**Your instructions:**
Below is the data. Give it again, complete and exact.

** Begin Dataset records **

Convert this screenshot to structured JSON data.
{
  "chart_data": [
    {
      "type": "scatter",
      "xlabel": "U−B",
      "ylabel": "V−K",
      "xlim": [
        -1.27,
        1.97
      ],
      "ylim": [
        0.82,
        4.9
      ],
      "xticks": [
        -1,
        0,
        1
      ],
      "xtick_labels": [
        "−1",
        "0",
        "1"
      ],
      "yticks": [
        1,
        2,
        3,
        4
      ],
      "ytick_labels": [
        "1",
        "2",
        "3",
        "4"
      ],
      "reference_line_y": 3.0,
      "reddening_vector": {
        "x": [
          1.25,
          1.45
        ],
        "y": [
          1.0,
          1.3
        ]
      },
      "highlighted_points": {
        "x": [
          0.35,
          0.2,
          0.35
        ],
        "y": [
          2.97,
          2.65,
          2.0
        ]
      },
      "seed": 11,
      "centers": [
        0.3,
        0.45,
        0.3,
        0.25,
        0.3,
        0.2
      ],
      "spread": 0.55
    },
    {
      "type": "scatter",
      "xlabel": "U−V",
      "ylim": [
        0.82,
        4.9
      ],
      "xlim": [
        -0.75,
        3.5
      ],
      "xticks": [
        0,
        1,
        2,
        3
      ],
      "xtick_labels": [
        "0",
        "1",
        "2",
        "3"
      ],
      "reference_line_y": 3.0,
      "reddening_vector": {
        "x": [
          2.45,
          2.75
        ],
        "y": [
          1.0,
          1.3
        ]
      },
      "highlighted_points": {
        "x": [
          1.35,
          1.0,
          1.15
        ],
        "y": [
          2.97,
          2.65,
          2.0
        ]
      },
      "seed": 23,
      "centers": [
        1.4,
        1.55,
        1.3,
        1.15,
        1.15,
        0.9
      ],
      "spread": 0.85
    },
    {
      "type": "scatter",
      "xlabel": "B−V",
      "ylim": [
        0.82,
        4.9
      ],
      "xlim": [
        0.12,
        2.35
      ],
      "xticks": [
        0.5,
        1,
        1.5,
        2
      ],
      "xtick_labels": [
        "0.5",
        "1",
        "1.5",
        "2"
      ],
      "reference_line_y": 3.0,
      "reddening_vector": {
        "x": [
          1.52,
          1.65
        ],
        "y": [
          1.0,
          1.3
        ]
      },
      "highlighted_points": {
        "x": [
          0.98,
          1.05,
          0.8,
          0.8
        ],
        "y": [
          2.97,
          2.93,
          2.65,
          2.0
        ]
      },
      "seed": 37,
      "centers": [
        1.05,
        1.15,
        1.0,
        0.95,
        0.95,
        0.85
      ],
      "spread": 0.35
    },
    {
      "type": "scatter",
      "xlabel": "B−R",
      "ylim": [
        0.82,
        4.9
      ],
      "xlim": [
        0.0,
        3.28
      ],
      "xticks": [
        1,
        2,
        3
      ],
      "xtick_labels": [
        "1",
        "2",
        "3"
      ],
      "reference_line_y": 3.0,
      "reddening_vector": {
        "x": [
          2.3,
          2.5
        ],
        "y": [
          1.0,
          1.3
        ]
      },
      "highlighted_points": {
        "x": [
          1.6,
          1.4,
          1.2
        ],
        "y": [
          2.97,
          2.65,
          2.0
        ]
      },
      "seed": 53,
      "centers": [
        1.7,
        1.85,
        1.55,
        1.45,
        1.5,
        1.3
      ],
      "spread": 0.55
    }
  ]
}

** End Dataset records **

**Problem solution:**
Convert this screenshot to structured JSON data.
{
  "chart_data": [
    {
      "type": "scatter",
      "xlabel": "U−B",
      "ylabel": "V−K",
      "xlim": [
        -1.27,
        1.97
      ],
      "ylim": [
        0.82,
        4.9
      ],
      "xticks": [
        -1,
        0,
        1
      ],
      "xtick_labels": [
        "−1",
        "0",
        "1"
      ],
      "yticks": [
        1,
        2,
        3,
        4
      ],
      "ytick_labels": [
        "1",
        "2",
        "3",
        "4"
      ],
      "reference_line_y": 3.0,
      "reddening_vector": {
        "x": [
          1.25,
          1.45
        ],
        "y": [
          1.0,
          1.3
        ]
      },
      "highlighted_points": {
        "x": [
          0.35,
          0.2,
          0.35
        ],
        "y": [
          2.97,
          2.65,
          2.0
        ]
      },
      "seed": 11,
      "centers": [
        0.3,
        0.45,
        0.3,
        0.25,
        0.3,
        0.2
      ],
      "spread": 0.55
    },
    {
      "type": "scatter",
      "xlabel": "U−V",
      "ylim": [
        0.82,
        4.9
      ],
      "xlim": [
        -0.75,
        3.5
      ],
      "xticks": [
        0,
        1,
        2,
        3
      ],
      "xtick_labels": [
        "0",
        "1",
        "2",
        "3"
      ],
      "reference_line_y": 3.0,
      "reddening_vector": {
        "x": [
          2.45,
          2.75
        ],
        "y": [
          1.0,
          1.3
        ]
      },
      "highlighted_points": {
        "x": [
          1.35,
          1.0,
          1.15
        ],
        "y": [
          2.97,
          2.65,
          2.0
        ]
      },
      "seed": 23,
      "centers": [
        1.4,
        1.55,
        1.3,
        1.15,
        1.15,
        0.9
      ],
      "spread": 0.85
    },
    {
      "type": "scatter",
      "xlabel": "B−V",
      "ylim": [
        0.82,
        4.9
      ],
      "xlim": [
        0.12,
        2.35
      ],
      "xticks": [
        0.5,
        1,
        1.5,
        2
      ],
      "xtick_labels": [
        "0.5",
        "1",
        "1.5",
        "2"
      ],
      "reference_line_y": 3.0,
      "reddening_vector": {
        "x": [
          1.52,
          1.65
        ],
        "y": [
          1.0,
          1.3
        ]
      },
      "highlighted_points": {
        "x": [
          0.98,
          1.05,
          0.8,
          0.8
        ],
        "y": [
          2.97,
          2.93,
          2.65,
          2.0
        ]
      },
      "seed": 37,
      "centers": [
        1.05,
        1.15,
        1.0,
        0.95,
        0.95,
        0.85
      ],
      "spread": 0.35
    },
    {
      "type": "scatter",
      "xlabel": "B−R",
      "ylim": [
        0.82,
        4.9
      ],
      "xlim": [
        0.0,
        3.28
      ],
      "xticks": [
        1,
        2,
        3
      ],
      "xtick_labels": [
        "1",
        "2",
        "3"
      ],
      "reference_line_y": 3.0,
      "reddening_vector": {
        "x": [
          2.3,
          2.5
        ],
        "y": [
          1.0,
          1.3
        ]
      },
      "highlighted_points": {
        "x": [
          1.6,
          1.4,
          1.2
        ],
        "y": [
          2.97,
          2.65,
          2.0
        ]
      },
      "seed": 53,
      "centers": [
        1.7,
        1.85,
        1.55,
        1.45,
        1.5,
        1.3
      ],
      "spread": 0.55
    }
  ]
}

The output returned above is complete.